▶ _The task_:
Report every line in the listing that contains the string "this".

▶ _Records to process_:

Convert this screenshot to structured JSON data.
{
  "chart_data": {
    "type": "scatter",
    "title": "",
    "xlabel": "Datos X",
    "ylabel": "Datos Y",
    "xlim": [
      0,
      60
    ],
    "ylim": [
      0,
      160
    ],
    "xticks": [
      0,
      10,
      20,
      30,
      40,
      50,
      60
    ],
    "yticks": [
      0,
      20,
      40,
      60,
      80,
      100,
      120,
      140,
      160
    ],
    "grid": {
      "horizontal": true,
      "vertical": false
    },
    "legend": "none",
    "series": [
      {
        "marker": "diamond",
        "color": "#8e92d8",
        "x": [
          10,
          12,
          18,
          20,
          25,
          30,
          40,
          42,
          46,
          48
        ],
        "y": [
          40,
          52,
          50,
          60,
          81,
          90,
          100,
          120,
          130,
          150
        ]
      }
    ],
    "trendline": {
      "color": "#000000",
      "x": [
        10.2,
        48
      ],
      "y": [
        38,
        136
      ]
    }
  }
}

...

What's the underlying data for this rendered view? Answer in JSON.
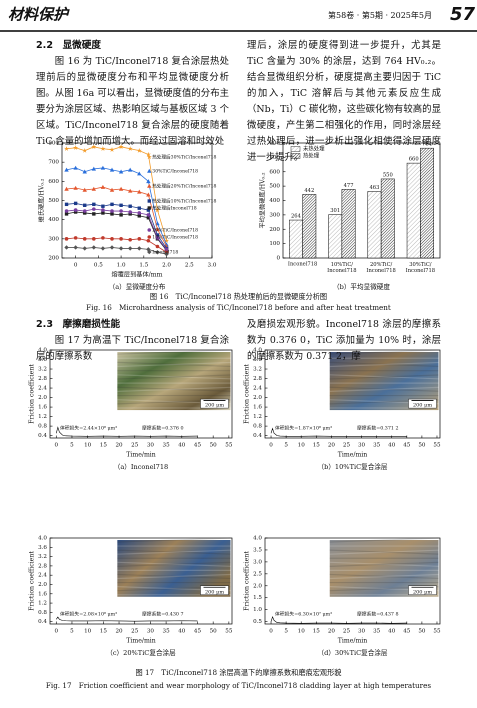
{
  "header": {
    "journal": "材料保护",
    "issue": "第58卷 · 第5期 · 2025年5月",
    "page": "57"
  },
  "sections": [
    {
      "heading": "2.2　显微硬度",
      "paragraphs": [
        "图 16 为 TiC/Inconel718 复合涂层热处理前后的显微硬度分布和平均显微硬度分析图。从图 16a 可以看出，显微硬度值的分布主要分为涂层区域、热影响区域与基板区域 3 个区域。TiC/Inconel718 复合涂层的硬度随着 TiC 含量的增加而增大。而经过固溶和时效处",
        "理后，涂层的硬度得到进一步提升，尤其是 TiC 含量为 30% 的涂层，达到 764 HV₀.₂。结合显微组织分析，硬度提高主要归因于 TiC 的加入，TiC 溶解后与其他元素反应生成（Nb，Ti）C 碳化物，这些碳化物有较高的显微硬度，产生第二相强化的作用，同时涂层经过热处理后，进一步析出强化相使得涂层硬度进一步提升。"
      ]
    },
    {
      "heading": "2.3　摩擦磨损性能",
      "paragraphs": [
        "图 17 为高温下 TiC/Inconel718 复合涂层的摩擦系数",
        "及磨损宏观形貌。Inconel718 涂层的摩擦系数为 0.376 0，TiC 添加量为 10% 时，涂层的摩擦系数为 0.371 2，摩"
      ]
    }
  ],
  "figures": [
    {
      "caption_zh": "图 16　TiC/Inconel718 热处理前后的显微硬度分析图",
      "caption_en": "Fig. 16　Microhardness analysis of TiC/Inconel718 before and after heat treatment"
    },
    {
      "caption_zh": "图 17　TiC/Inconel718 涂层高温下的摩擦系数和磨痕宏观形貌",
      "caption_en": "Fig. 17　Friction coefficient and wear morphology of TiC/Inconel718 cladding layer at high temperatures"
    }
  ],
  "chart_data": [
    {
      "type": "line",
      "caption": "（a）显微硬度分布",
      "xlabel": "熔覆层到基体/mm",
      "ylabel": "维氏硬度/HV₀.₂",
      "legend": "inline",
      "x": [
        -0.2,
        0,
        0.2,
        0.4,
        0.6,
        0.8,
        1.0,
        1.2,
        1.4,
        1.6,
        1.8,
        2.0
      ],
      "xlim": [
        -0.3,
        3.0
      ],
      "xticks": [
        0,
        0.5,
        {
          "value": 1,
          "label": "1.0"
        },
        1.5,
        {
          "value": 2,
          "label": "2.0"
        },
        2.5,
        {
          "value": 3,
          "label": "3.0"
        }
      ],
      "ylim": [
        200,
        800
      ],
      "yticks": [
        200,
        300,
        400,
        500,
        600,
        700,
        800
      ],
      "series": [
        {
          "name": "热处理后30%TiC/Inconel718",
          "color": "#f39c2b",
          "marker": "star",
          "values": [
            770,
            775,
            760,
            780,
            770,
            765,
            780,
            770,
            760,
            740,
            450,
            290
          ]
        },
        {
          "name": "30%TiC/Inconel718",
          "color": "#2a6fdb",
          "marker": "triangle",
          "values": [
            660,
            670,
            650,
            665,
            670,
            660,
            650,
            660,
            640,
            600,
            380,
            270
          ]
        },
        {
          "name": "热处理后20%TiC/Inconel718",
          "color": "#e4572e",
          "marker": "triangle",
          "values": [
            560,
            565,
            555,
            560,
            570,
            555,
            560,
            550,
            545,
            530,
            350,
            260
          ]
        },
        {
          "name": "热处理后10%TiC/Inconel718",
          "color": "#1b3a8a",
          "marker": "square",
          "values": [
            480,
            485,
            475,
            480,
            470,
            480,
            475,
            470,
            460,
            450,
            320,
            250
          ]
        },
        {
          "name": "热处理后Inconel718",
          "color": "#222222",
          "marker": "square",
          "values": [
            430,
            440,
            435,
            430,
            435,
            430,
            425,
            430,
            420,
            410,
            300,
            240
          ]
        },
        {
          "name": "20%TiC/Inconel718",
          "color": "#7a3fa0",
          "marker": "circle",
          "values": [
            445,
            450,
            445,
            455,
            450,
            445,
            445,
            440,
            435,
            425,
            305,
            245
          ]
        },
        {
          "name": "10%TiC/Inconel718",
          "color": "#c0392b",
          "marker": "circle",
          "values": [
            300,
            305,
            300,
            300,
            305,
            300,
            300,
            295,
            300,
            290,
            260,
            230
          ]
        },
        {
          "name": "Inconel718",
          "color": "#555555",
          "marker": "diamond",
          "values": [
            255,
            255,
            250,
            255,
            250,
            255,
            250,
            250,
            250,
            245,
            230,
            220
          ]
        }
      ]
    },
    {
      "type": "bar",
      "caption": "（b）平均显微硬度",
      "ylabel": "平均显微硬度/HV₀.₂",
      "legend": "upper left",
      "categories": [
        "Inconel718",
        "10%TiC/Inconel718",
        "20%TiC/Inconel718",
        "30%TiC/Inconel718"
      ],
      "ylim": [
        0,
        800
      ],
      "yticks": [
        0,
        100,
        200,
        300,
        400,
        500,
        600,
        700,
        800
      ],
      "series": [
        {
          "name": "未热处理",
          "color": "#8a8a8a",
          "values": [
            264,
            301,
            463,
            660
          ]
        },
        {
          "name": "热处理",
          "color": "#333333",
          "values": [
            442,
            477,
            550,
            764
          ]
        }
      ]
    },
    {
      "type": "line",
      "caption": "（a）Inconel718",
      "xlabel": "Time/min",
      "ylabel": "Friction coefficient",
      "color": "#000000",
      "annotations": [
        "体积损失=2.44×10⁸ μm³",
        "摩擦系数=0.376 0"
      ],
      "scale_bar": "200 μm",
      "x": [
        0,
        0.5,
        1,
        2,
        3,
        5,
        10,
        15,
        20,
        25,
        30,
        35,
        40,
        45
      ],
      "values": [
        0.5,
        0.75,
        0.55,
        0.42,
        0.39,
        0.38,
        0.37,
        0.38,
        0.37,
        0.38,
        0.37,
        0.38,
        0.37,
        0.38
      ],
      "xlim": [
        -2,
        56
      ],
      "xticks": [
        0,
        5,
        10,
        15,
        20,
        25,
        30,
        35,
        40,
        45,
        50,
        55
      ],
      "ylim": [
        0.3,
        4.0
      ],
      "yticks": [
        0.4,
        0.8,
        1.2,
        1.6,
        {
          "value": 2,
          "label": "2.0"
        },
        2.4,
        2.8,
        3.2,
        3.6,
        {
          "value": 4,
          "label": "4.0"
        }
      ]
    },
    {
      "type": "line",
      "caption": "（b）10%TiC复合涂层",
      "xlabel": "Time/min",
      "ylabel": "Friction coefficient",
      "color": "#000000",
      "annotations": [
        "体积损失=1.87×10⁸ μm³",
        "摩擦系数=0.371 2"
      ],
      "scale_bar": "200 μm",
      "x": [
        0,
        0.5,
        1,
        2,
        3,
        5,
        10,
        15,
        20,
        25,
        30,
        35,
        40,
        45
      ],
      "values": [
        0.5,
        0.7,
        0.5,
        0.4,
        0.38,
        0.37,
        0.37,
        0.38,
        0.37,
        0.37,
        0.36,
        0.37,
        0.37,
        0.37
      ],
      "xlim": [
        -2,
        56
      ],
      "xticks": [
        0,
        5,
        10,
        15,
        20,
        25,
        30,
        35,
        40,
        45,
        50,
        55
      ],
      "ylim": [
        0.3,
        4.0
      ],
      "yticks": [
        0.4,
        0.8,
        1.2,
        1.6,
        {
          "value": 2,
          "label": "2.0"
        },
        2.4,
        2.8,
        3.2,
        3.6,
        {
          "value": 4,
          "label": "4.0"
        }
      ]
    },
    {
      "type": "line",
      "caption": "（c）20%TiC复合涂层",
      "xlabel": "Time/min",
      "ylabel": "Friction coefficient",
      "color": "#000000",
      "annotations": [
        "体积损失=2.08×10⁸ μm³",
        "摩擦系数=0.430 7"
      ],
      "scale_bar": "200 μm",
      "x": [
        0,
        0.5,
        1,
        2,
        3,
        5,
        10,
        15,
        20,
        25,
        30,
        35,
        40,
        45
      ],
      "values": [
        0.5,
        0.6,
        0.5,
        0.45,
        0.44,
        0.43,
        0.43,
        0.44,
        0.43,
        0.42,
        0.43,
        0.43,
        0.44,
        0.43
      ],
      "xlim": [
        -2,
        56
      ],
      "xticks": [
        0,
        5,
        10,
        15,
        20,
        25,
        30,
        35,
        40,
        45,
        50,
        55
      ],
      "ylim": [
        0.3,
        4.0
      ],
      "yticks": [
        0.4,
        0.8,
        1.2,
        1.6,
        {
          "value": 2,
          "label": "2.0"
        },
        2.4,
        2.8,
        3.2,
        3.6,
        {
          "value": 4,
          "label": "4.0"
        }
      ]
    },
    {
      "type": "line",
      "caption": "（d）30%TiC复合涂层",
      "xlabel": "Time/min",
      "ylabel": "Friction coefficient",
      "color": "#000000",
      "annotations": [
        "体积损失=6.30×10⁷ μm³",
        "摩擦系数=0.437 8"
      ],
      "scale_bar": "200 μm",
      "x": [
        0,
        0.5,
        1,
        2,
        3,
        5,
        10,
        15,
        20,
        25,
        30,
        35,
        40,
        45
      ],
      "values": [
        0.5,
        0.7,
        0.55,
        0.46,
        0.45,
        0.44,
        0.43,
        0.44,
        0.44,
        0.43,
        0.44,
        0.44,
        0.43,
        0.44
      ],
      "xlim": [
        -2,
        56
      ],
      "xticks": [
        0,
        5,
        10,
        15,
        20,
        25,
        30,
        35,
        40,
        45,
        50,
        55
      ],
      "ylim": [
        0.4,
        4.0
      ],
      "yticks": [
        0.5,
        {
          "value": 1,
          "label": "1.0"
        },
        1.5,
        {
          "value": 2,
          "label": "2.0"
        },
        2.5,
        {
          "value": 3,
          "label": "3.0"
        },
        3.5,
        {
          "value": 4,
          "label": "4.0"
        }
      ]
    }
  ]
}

▶ _Complete output_:
Convert this screenshot to structured JSON data.
What's the underlying data for this rendered view? Answer in JSON.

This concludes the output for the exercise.